● **SET PROBLEM**
How many lines of the records below contain the word "offer"? Answer with the number alone.

[Dataset excerpt]
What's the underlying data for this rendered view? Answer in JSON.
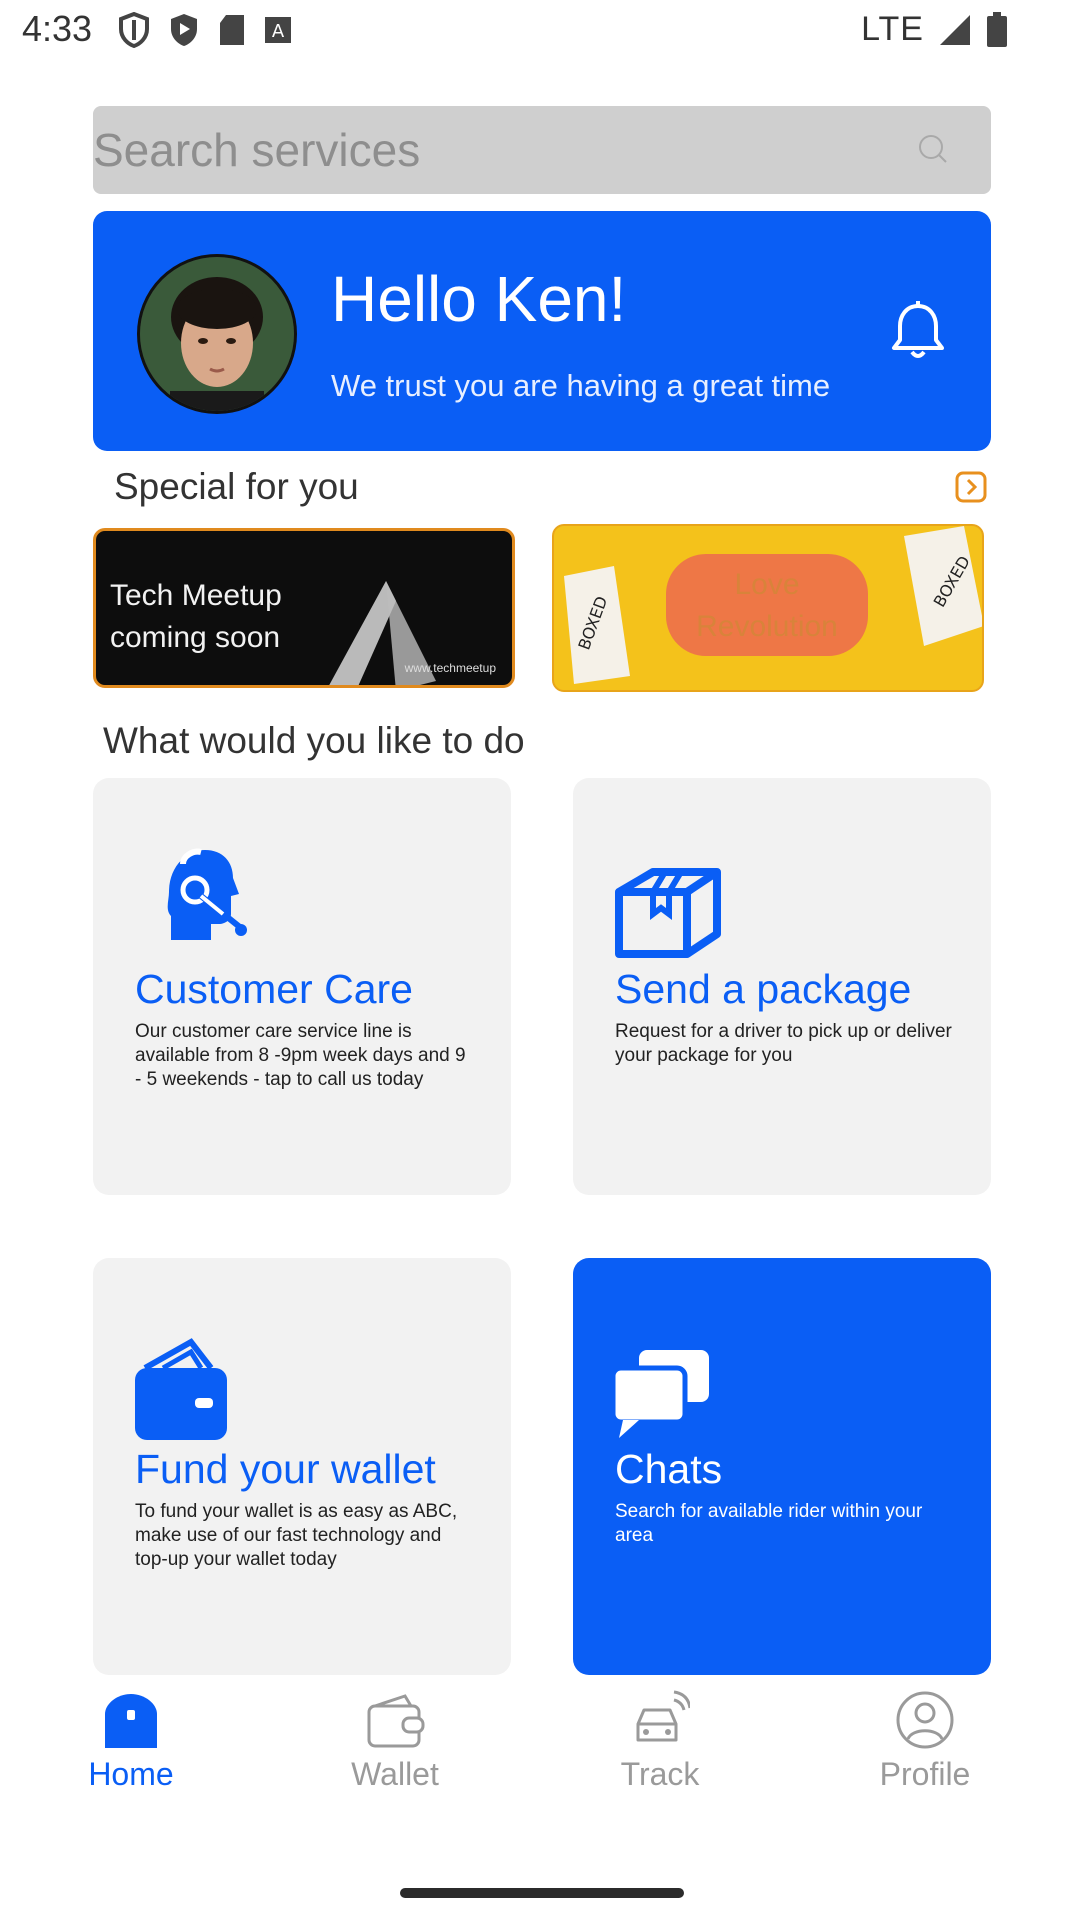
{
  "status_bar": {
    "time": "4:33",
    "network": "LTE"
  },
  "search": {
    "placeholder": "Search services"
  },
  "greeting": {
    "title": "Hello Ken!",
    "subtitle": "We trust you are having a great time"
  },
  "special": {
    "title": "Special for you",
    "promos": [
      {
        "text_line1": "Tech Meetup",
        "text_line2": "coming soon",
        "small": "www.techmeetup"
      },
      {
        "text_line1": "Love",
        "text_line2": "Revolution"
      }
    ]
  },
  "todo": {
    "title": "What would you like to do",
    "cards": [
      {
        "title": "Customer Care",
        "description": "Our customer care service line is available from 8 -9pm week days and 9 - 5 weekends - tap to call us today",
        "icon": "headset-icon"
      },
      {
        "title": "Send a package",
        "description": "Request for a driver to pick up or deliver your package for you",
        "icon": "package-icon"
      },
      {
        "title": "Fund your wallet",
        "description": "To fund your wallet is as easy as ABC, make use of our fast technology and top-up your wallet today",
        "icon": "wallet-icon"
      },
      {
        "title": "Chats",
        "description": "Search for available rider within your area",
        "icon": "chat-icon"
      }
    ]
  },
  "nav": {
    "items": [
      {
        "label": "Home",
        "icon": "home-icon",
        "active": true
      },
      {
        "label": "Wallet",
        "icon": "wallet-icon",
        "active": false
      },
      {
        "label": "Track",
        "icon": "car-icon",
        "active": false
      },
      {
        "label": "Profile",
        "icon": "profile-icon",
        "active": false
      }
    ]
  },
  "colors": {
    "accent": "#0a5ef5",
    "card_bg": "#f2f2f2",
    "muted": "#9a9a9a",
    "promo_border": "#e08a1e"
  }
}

---

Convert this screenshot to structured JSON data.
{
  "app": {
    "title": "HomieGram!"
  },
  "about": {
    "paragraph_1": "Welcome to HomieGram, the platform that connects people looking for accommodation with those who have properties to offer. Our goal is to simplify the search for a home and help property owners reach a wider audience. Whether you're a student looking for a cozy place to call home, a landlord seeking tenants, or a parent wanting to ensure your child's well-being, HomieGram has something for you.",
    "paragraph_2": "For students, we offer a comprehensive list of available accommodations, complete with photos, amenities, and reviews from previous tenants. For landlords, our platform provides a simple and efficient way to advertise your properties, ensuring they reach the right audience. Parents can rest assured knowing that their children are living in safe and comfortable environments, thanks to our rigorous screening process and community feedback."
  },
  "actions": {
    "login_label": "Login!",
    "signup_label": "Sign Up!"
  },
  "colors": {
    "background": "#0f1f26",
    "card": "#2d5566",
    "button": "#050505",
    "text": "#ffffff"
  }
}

---

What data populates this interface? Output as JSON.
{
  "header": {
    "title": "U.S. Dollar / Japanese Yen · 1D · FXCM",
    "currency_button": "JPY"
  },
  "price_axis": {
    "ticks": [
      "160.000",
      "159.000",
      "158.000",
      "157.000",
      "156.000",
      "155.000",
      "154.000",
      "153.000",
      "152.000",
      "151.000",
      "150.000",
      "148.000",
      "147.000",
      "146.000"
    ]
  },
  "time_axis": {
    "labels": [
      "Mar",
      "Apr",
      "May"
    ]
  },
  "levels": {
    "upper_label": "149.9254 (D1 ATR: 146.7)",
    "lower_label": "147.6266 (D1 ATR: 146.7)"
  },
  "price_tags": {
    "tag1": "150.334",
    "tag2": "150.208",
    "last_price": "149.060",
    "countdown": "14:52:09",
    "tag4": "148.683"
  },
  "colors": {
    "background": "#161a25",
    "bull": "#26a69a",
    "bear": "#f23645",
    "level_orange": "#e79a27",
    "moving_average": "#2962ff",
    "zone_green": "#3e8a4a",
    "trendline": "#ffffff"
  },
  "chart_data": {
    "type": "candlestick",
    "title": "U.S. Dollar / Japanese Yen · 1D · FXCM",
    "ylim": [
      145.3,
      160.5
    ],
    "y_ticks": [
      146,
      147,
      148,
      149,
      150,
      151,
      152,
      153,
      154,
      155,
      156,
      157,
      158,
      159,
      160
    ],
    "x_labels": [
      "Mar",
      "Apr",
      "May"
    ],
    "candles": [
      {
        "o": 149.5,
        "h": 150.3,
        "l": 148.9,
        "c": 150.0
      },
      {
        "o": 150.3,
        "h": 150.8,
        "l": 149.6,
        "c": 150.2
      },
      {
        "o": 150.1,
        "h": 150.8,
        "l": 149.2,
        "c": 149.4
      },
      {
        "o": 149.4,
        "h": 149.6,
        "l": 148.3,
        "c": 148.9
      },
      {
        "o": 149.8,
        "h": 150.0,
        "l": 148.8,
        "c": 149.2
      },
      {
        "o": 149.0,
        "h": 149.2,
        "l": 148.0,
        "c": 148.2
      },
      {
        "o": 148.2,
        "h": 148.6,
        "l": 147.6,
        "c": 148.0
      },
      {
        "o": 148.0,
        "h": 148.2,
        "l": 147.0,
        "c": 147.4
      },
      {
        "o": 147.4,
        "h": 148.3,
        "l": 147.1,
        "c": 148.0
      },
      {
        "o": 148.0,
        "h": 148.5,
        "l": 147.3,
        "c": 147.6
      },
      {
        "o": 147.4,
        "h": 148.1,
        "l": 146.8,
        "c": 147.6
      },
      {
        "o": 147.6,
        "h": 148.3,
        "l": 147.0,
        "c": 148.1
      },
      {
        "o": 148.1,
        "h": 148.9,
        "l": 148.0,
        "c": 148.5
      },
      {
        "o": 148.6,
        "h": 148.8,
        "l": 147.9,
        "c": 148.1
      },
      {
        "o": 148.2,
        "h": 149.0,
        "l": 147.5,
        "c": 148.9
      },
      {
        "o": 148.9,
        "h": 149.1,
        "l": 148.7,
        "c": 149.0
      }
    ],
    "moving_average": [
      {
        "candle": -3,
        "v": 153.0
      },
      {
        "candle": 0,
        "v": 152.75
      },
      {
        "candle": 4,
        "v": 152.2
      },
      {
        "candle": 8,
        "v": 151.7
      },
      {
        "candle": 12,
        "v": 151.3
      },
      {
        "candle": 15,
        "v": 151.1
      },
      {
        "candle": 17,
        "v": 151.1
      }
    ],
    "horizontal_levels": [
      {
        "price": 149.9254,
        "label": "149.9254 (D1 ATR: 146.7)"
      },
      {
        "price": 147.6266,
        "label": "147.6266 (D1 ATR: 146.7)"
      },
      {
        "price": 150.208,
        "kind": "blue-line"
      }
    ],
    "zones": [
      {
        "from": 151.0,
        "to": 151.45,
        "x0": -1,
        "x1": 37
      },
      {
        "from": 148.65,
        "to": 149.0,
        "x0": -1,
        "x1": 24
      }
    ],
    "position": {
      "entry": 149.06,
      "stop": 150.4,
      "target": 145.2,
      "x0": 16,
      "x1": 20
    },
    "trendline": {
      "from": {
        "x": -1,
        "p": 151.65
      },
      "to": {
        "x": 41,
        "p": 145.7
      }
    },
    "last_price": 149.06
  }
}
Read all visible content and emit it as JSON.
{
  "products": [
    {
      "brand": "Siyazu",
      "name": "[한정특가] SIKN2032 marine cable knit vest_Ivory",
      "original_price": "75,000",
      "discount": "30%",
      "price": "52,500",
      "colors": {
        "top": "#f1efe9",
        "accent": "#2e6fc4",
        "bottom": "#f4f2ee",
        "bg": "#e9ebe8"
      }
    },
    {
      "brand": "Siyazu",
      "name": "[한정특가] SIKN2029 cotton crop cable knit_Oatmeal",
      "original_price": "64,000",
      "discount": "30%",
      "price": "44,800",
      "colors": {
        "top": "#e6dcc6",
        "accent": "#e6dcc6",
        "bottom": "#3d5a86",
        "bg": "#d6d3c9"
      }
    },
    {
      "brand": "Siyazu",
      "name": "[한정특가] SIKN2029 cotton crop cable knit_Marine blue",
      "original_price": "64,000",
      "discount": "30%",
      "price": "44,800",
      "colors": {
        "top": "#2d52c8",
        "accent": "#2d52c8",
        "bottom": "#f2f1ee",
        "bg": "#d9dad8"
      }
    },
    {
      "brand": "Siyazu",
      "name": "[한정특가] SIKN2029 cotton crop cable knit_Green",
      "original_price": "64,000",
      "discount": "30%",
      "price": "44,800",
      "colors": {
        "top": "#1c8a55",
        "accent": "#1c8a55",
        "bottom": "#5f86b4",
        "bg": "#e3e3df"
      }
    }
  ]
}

● **SOLUTION BELOW**
2